## Exercise directions
Within the records that follow, find every line containing the string "image". Copy those lines.

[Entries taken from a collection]

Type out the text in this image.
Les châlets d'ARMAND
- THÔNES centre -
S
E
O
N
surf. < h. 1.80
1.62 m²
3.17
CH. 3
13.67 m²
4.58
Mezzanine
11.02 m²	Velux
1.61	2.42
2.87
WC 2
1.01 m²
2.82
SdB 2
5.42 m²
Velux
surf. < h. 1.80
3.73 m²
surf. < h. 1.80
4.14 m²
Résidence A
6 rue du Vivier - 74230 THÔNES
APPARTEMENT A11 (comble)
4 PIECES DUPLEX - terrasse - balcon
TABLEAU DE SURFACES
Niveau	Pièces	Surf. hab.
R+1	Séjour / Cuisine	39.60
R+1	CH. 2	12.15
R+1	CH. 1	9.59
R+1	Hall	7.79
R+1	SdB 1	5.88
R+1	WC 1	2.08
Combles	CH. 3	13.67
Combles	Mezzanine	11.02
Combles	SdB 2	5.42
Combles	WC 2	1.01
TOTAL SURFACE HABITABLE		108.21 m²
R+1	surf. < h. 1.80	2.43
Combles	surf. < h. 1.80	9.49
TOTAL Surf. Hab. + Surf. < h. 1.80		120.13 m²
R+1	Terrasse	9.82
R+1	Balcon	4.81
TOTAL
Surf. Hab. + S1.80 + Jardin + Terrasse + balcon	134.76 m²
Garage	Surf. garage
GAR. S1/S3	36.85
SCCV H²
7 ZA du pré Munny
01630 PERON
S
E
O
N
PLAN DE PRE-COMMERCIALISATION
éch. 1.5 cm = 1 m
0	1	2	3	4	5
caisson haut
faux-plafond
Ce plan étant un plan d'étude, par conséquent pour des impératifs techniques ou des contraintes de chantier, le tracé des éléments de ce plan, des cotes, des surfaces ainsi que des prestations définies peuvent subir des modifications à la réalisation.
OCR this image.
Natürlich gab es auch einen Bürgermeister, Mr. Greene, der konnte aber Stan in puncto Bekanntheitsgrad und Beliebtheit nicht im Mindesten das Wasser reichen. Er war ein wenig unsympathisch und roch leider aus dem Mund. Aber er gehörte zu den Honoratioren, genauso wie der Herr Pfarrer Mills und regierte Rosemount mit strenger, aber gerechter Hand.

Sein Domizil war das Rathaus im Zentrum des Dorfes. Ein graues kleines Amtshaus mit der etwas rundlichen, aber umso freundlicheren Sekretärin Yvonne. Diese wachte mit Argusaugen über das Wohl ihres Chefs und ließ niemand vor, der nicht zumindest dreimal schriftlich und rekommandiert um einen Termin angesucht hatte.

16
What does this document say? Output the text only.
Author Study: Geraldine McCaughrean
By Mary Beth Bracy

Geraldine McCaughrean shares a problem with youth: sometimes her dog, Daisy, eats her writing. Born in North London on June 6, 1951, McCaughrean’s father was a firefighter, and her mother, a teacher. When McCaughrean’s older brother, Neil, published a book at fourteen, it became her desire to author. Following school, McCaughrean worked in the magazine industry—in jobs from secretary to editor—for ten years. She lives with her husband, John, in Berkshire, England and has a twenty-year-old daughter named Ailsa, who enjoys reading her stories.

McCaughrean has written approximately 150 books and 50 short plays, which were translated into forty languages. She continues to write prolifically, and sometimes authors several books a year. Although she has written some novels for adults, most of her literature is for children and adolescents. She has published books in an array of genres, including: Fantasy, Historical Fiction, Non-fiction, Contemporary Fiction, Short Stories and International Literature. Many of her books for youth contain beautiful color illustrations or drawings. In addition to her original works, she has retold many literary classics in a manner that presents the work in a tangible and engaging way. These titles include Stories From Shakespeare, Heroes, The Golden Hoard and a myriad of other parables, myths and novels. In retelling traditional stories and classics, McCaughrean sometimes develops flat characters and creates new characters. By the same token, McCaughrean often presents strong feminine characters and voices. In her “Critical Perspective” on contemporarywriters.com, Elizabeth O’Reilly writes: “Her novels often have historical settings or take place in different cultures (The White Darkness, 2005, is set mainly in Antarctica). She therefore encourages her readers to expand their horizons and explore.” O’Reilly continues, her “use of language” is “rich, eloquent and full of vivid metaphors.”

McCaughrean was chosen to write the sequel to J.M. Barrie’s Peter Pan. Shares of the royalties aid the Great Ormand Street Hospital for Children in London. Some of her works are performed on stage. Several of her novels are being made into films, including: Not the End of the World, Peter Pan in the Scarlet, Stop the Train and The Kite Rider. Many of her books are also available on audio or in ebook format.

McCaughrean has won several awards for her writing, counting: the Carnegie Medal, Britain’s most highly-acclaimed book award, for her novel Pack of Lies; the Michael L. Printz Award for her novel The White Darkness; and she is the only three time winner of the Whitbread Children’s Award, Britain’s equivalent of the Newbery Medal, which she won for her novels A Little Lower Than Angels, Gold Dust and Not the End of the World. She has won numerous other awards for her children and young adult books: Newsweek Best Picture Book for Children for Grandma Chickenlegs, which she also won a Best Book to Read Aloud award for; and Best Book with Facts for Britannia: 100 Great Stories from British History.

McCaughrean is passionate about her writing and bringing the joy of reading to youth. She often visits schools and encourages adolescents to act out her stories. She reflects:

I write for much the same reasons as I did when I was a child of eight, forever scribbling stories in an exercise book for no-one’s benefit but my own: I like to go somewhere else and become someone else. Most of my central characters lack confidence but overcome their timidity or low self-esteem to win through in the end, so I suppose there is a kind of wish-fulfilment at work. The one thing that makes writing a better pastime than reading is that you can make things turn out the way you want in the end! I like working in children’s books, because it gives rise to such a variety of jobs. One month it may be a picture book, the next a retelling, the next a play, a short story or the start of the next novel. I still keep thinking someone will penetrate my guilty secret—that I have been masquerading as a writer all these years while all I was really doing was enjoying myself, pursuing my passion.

## Answer to this problem
Type out the text in this image.
OCR this image.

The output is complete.